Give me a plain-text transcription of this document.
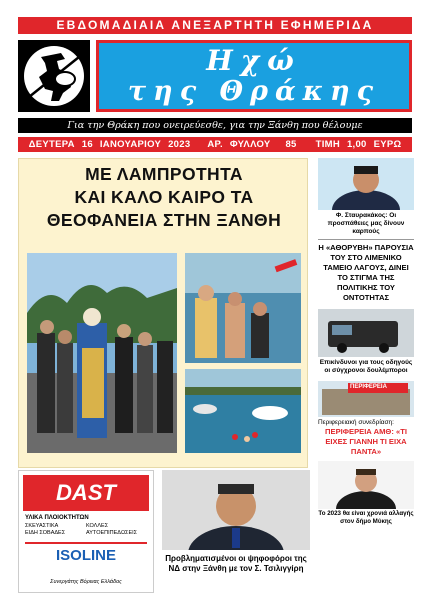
ΕΒΔΟΜΑΔΙΑΙΑ ΑΝΕΞΑΡΤΗΤΗ ΕΦΗΜΕΡΙΔΑ
Ηχώ
της Θράκης
Για την Θράκη που ονειρεύεσθε, για την Ξάνθη που θέλουμε
ΔΕΥΤΕΡΑ 16 ΙΑΝΟΥΑΡΙΟΥ 2023 ΑΡ. ΦΥΛΛΟΥ 85 ΤΙΜΗ 1,00 ΕΥΡΩ
ΜΕ ΛΑΜΠΡΟΤΗΤΑ
ΚΑΙ ΚΑΛΟ ΚΑΙΡΟ ΤΑ
ΘΕΟΦΑΝΕΙΑ ΣΤΗΝ ΞΑΝΘΗ	Φ. Σταυρακάκος: Οι προσπάθειες μας δίνουν καρπούς
Η «ΑΘΟΡΥΒΗ» ΠΑΡΟΥΣΙΑ ΤΟΥ ΣΤΟ ΛΙΜΕΝΙΚΟ ΤΑΜΕΙΟ ΛΑΓΟΥΣ, ΔΙΝΕΙ ΤΟ ΣΤΙΓΜΑ ΤΗΣ ΠΟΛΙΤΙΚΗΣ ΤΟΥ ΟΝΤΟΤΗΤΑΣ
Επικίνδυνοι για τους οδηγούς οι σύγχρονοι δουλέμποροι
ΠΕΡΙΦΕΡΕΙΑ
Περιφερειακή συνεδρίαση:
ΠΕΡΙΦΕΡΕΙΑ ΑΜΘ: «ΤΙ ΕΙΧΕΣ ΓΙΑΝΝΗ ΤΙ ΕΙΧΑ ΠΑΝΤΑ»
Το 2023 θα είναι χρονιά αλλαγής στον δήμο Μύκης
DAST
ΥΛΙΚΑ ΠΛΟΙΟΚΤΗΤΩΝ
ΣΚΕΥΑΣΤΙΚΑ	ΚΟΛΛΕΣ
ΕΙΔΗ ΣΟΒΑΔΕΣ	ΑΥΤΟΕΠΙΠΕΔΩΣΕΙΣ
ISOLINE
Συνεργάτης Βόρειας Ελλάδος
Προβληματισμένοι οι ψηφοφόροι της ΝΔ στην Ξάνθη με τον Σ. Τσιλιγγίρη
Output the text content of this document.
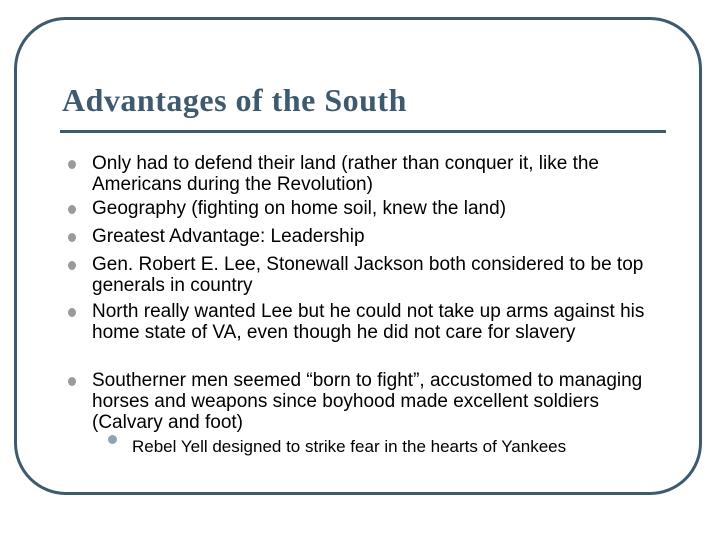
Advantages of the South
Only had to defend their land (rather than conquer it, like the Americans during the Revolution)
Geography (fighting on home soil, knew the land)
Greatest Advantage: Leadership
Gen. Robert E. Lee, Stonewall Jackson both considered to be top generals in country
North really wanted Lee but he could not take up arms against his home state of VA, even though he did not care for slavery
Southerner men seemed “born to fight”, accustomed to managing horses and weapons since boyhood made excellent soldiers (Calvary and foot)
Rebel Yell designed to strike fear in the hearts of Yankees
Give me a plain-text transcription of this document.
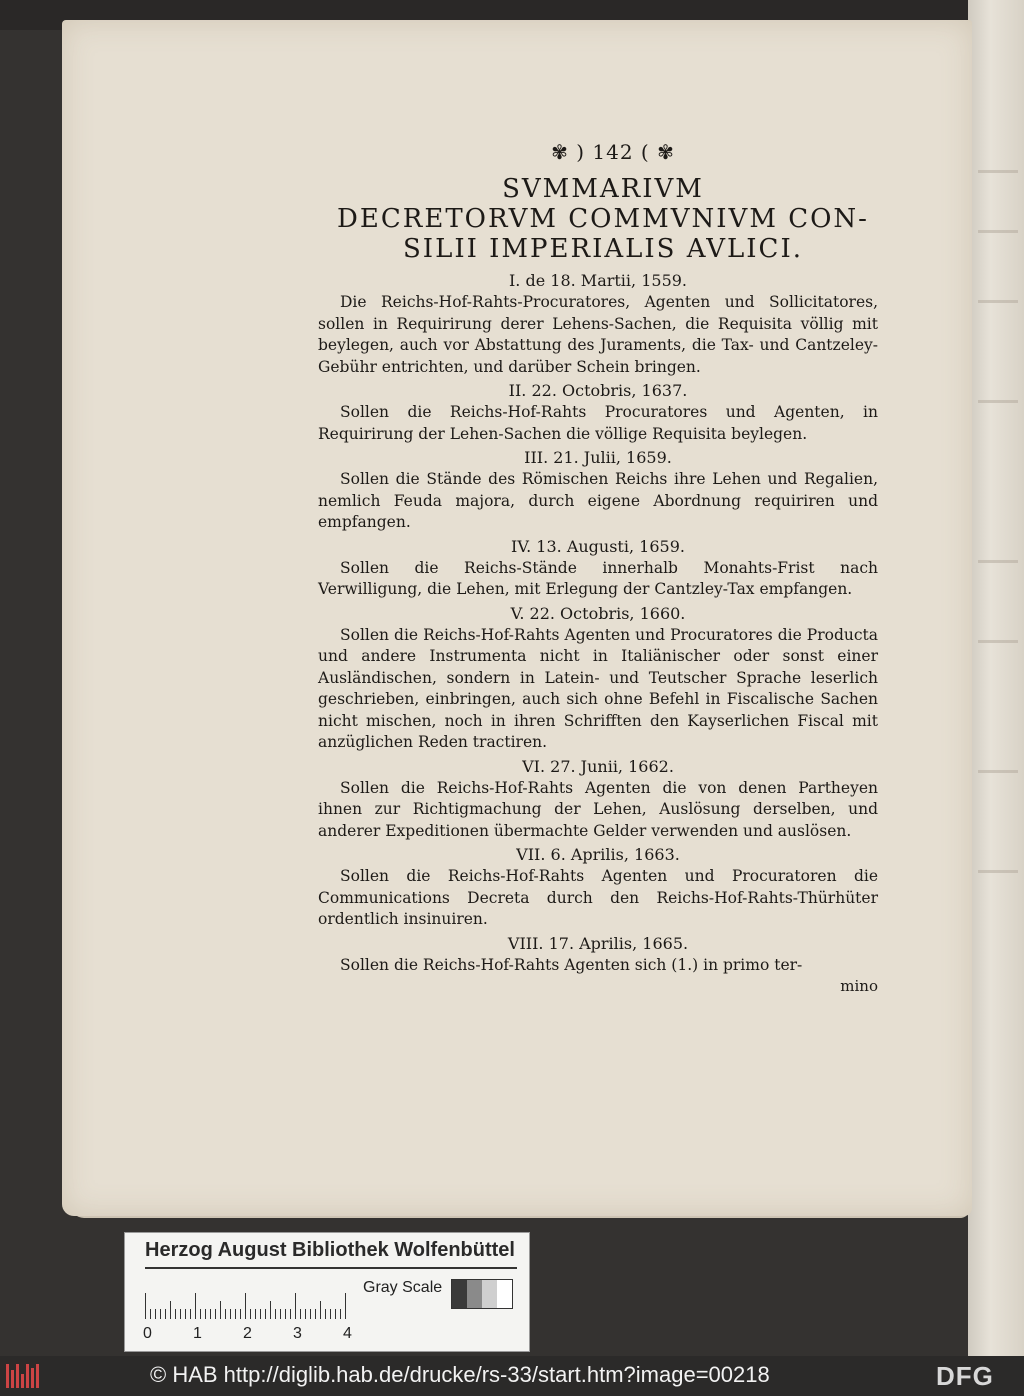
✾ ) 142 ( ✾
SVMMARIVM
DECRETORVM COMMVNIVM CON-
SILII IMPERIALIS AVLICI.
I. de 18. Martii, 1559.
Die Reichs-Hof-Rahts-Procuratores, Agenten und Sollicitatores, sollen in Requirirung derer Lehens-Sachen, die Requisita völlig mit beylegen, auch vor Abstattung des Juraments, die Tax- und Cantzeley-Gebühr entrichten, und darüber Schein bringen.
II. 22. Octobris, 1637.
Sollen die Reichs-Hof-Rahts Procuratores und Agenten, in Requirirung der Lehen-Sachen die völlige Requisita beylegen.
III. 21. Julii, 1659.
Sollen die Stände des Römischen Reichs ihre Lehen und Regalien, nemlich Feuda majora, durch eigene Abordnung requiriren und empfangen.
IV. 13. Augusti, 1659.
Sollen die Reichs-Stände innerhalb Monahts-Frist nach Verwilligung, die Lehen, mit Erlegung der Cantzley-Tax empfangen.
V. 22. Octobris, 1660.
Sollen die Reichs-Hof-Rahts Agenten und Procuratores die Producta und andere Instrumenta nicht in Italiänischer oder sonst einer Ausländischen, sondern in Latein- und Teutscher Sprache leserlich geschrieben, einbringen, auch sich ohne Befehl in Fiscalische Sachen nicht mischen, noch in ihren Schrifften den Kayserlichen Fiscal mit anzüglichen Reden tractiren.
VI. 27. Junii, 1662.
Sollen die Reichs-Hof-Rahts Agenten die von denen Partheyen ihnen zur Richtigmachung der Lehen, Auslösung derselben, und anderer Expeditionen übermachte Gelder verwenden und auslösen.
VII. 6. Aprilis, 1663.
Sollen die Reichs-Hof-Rahts Agenten und Procuratoren die Communications Decreta durch den Reichs-Hof-Rahts-Thürhüter ordentlich insinuiren.
VIII. 17. Aprilis, 1665.
Sollen die Reichs-Hof-Rahts Agenten sich (1.) in primo ter-
mino
Herzog August Bibliothek Wolfenbüttel
0	1	2	3	4
Gray Scale
© HAB http://diglib.hab.de/drucke/rs-33/start.htm?image=00218	DFG
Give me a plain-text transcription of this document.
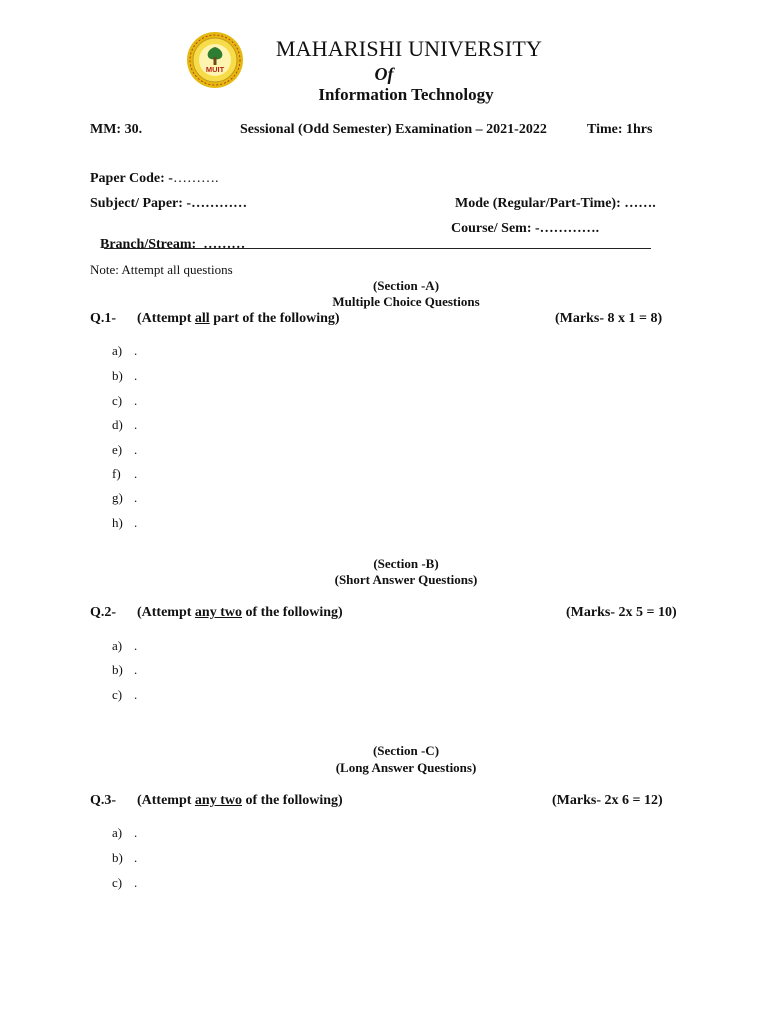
MUIT
MAHARISHI UNIVERSITY
Of
Information Technology
MM: 30.	Sessional (Odd Semester) Examination – 2021-2022	Time: 1hrs
Paper Code: -……….
Subject/ Paper: -…………	Mode (Regular/Part-Time): …….

Branch/Stream:  ………

Course/ Sem: -………….
Note: Attempt all questions
(Section -A)
Multiple Choice Questions
Q.1- (Attempt all part of the following)	(Marks- 8 x 1 = 8)
a) .
b) .
c) .
d) .
e) .
f)	.
g) .
h) .
(Section -B)
(Short Answer Questions)
Q.2- (Attempt any two of the following)	(Marks- 2x 5 = 10)
a) .
b) .
c) .
(Section -C)
(Long Answer Questions)
Q.3- (Attempt any two of the following)	(Marks- 2x 6 = 12)
a) .
b) .
c) .
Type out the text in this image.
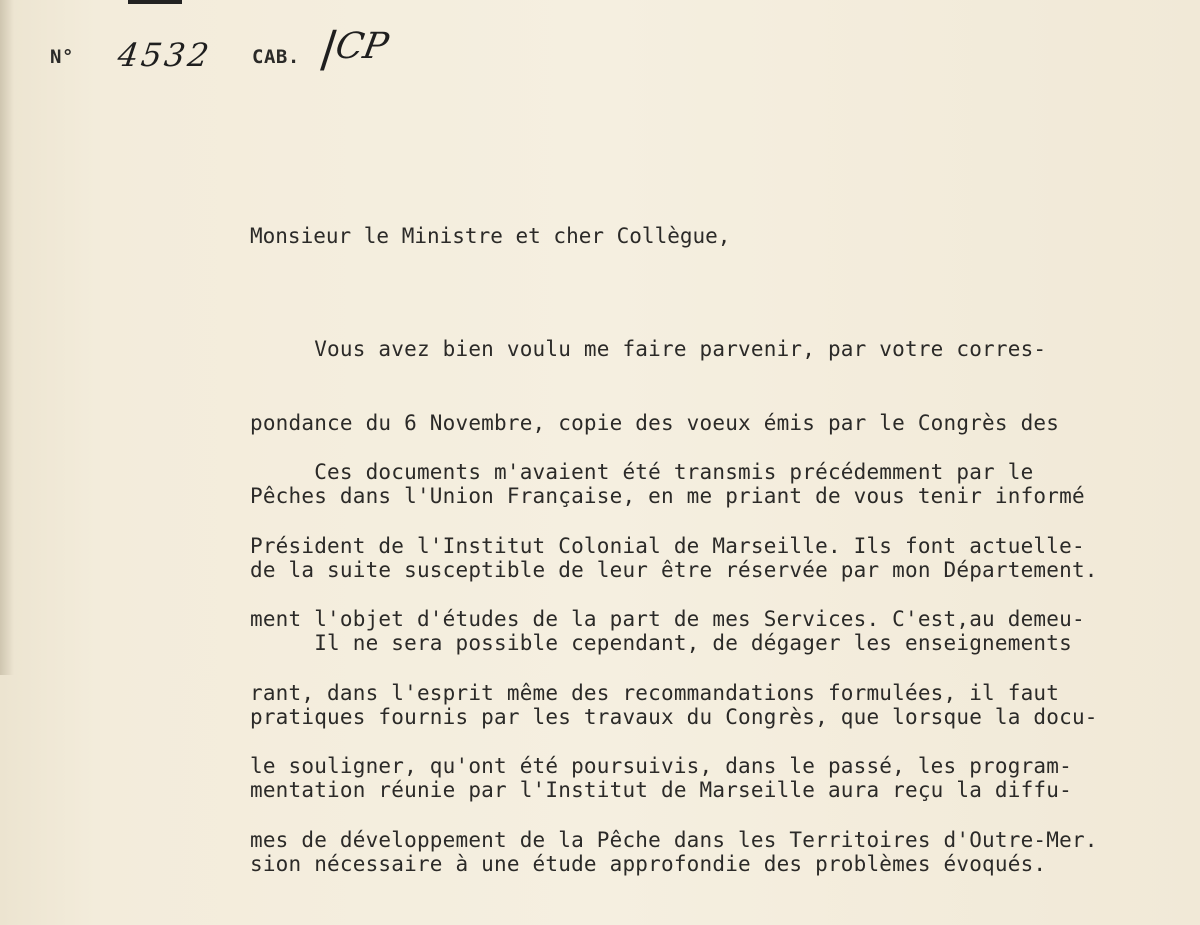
N° 4532 CAB. /
CP

Monsieur le Ministre et cher Collègue,

Vous avez bien voulu me faire parvenir, par votre corres-

pondance du 6 Novembre, copie des voeux émis par le Congrès des

Pêches dans l'Union Française, en me priant de vous tenir informé

de la suite susceptible de leur être réservée par mon Département.

Ces documents m'avaient été transmis précédemment par le

Président de l'Institut Colonial de Marseille. Ils font actuelle-

ment l'objet d'études de la part de mes Services. C'est,au demeu-

rant, dans l'esprit même des recommandations formulées, il faut

le souligner, qu'ont été poursuivis, dans le passé, les program-

mes de développement de la Pêche dans les Territoires d'Outre-Mer.

Il ne sera possible cependant, de dégager les enseignements

pratiques fournis par les travaux du Congrès, que lorsque la docu-

mentation réunie par l'Institut de Marseille aura reçu la diffu-

sion nécessaire à une étude approfondie des problèmes évoqués.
-*-
Exercise description:
Reproduce each entry precisely. Leave the pictures out.

Response:
Give me a plain-text transcription of this document.
ΕΒΔΟΜΑΔΙΑΙΑ ΑΝΕΞΑΡΤΗΤΗ ΕΦΗΜΕΡΙΔΑ
Ηχώ
της Θράκης
Για την Θράκη που ονειρεύεσθε, για την Ξάνθη που θέλουμε
ΔΕΥΤΕΡΑ 16 ΙΑΝΟΥΑΡΙΟΥ 2023 ΑΡ. ΦΥΛΛΟΥ 85 ΤΙΜΗ 1,00 ΕΥΡΩ
ΜΕ ΛΑΜΠΡΟΤΗΤΑ
ΚΑΙ ΚΑΛΟ ΚΑΙΡΟ ΤΑ
ΘΕΟΦΑΝΕΙΑ ΣΤΗΝ ΞΑΝΘΗ	Φ. Σταυρακάκος: Οι προσπάθειες μας δίνουν καρπούς
Η «ΑΘΟΡΥΒΗ» ΠΑΡΟΥΣΙΑ ΤΟΥ ΣΤΟ ΛΙΜΕΝΙΚΟ ΤΑΜΕΙΟ ΛΑΓΟΥΣ, ΔΙΝΕΙ ΤΟ ΣΤΙΓΜΑ ΤΗΣ ΠΟΛΙΤΙΚΗΣ ΤΟΥ ΟΝΤΟΤΗΤΑΣ
Επικίνδυνοι για τους οδηγούς οι σύγχρονοι δουλέμποροι
ΠΕΡΙΦΕΡΕΙΑ
Περιφερειακή συνεδρίαση:
ΠΕΡΙΦΕΡΕΙΑ ΑΜΘ: «ΤΙ ΕΙΧΕΣ ΓΙΑΝΝΗ ΤΙ ΕΙΧΑ ΠΑΝΤΑ»
Το 2023 θα είναι χρονιά αλλαγής στον δήμο Μύκης
DAST
ΥΛΙΚΑ ΠΛΟΙΟΚΤΗΤΩΝ
ΣΚΕΥΑΣΤΙΚΑ	ΚΟΛΛΕΣ
ΕΙΔΗ ΣΟΒΑΔΕΣ	ΑΥΤΟΕΠΙΠΕΔΩΣΕΙΣ
ISOLINE
Συνεργάτης Βόρειας Ελλάδος
Προβληματισμένοι οι ψηφοφόροι της ΝΔ στην Ξάνθη με τον Σ. Τσιλιγγίρη
Output the text content of this document.
Advantages of the South
Only had to defend their land (rather than conquer it, like the Americans during the Revolution)
Geography (fighting on home soil, knew the land)
Greatest Advantage: Leadership
Gen. Robert E. Lee, Stonewall Jackson both considered to be top generals in country
North really wanted Lee but he could not take up arms against his home state of VA, even though he did not care for slavery
Southerner men seemed “born to fight”, accustomed to managing horses and weapons since boyhood made excellent soldiers (Calvary and foot)
Rebel Yell designed to strike fear in the hearts of Yankees
Give me a plain-text transcription of this document.
✾ ) 142 ( ✾
SVMMARIVM
DECRETORVM COMMVNIVM CON-
SILII IMPERIALIS AVLICI.
I. de 18. Martii, 1559.
Die Reichs-Hof-Rahts-Procuratores, Agenten und Sollicitatores, sollen in Requirirung derer Lehens-Sachen, die Requisita völlig mit beylegen, auch vor Abstattung des Juraments, die Tax- und Cantzeley-Gebühr entrichten, und darüber Schein bringen.
II. 22. Octobris, 1637.
Sollen die Reichs-Hof-Rahts Procuratores und Agenten, in Requirirung der Lehen-Sachen die völlige Requisita beylegen.
III. 21. Julii, 1659.
Sollen die Stände des Römischen Reichs ihre Lehen und Regalien, nemlich Feuda majora, durch eigene Abordnung requiriren und empfangen.
IV. 13. Augusti, 1659.
Sollen die Reichs-Stände innerhalb Monahts-Frist nach Verwilligung, die Lehen, mit Erlegung der Cantzley-Tax empfangen.
V. 22. Octobris, 1660.
Sollen die Reichs-Hof-Rahts Agenten und Procuratores die Producta und andere Instrumenta nicht in Italiänischer oder sonst einer Ausländischen, sondern in Latein- und Teutscher Sprache leserlich geschrieben, einbringen, auch sich ohne Befehl in Fiscalische Sachen nicht mischen, noch in ihren Schrifften den Kayserlichen Fiscal mit anzüglichen Reden tractiren.
VI. 27. Junii, 1662.
Sollen die Reichs-Hof-Rahts Agenten die von denen Partheyen ihnen zur Richtigmachung der Lehen, Auslösung derselben, und anderer Expeditionen übermachte Gelder verwenden und auslösen.
VII. 6. Aprilis, 1663.
Sollen die Reichs-Hof-Rahts Agenten und Procuratoren die Communications Decreta durch den Reichs-Hof-Rahts-Thürhüter ordentlich insinuiren.
VIII. 17. Aprilis, 1665.
Sollen die Reichs-Hof-Rahts Agenten sich (1.) in primo ter-
mino
Herzog August Bibliothek Wolfenbüttel
0	1	2	3	4
Gray Scale
© HAB http://diglib.hab.de/drucke/rs-33/start.htm?image=00218	DFG
Give me a plain-text transcription of this document.
MUIT
MAHARISHI UNIVERSITY
Of
Information Technology
MM: 30.	Sessional (Odd Semester) Examination – 2021-2022	Time: 1hrs
Paper Code: -……….
Subject/ Paper: -…………	Mode (Regular/Part-Time): …….

Branch/Stream:  ………

Course/ Sem: -………….
Note: Attempt all questions
(Section -A)
Multiple Choice Questions
Q.1- (Attempt all part of the following)	(Marks- 8 x 1 = 8)
a) .
b) .
c) .
d) .
e) .
f)	.
g) .
h) .
(Section -B)
(Short Answer Questions)
Q.2- (Attempt any two of the following)	(Marks- 2x 5 = 10)
a) .
b) .
c) .
(Section -C)
(Long Answer Questions)
Q.3- (Attempt any two of the following)	(Marks- 2x 6 = 12)
a) .
b) .
c) .
Type out the text in this image.
N° 4532 CAB. /
CP

Monsieur le Ministre et cher Collègue,

Vous avez bien voulu me faire parvenir, par votre corres-

pondance du 6 Novembre, copie des voeux émis par le Congrès des

Pêches dans l'Union Française, en me priant de vous tenir informé

de la suite susceptible de leur être réservée par mon Département.

Ces documents m'avaient été transmis précédemment par le

Président de l'Institut Colonial de Marseille. Ils font actuelle-

ment l'objet d'études de la part de mes Services. C'est,au demeu-

rant, dans l'esprit même des recommandations formulées, il faut

le souligner, qu'ont été poursuivis, dans le passé, les program-

mes de développement de la Pêche dans les Territoires d'Outre-Mer.

Il ne sera possible cependant, de dégager les enseignements

pratiques fournis par les travaux du Congrès, que lorsque la docu-

mentation réunie par l'Institut de Marseille aura reçu la diffu-

sion nécessaire à une étude approfondie des problèmes évoqués.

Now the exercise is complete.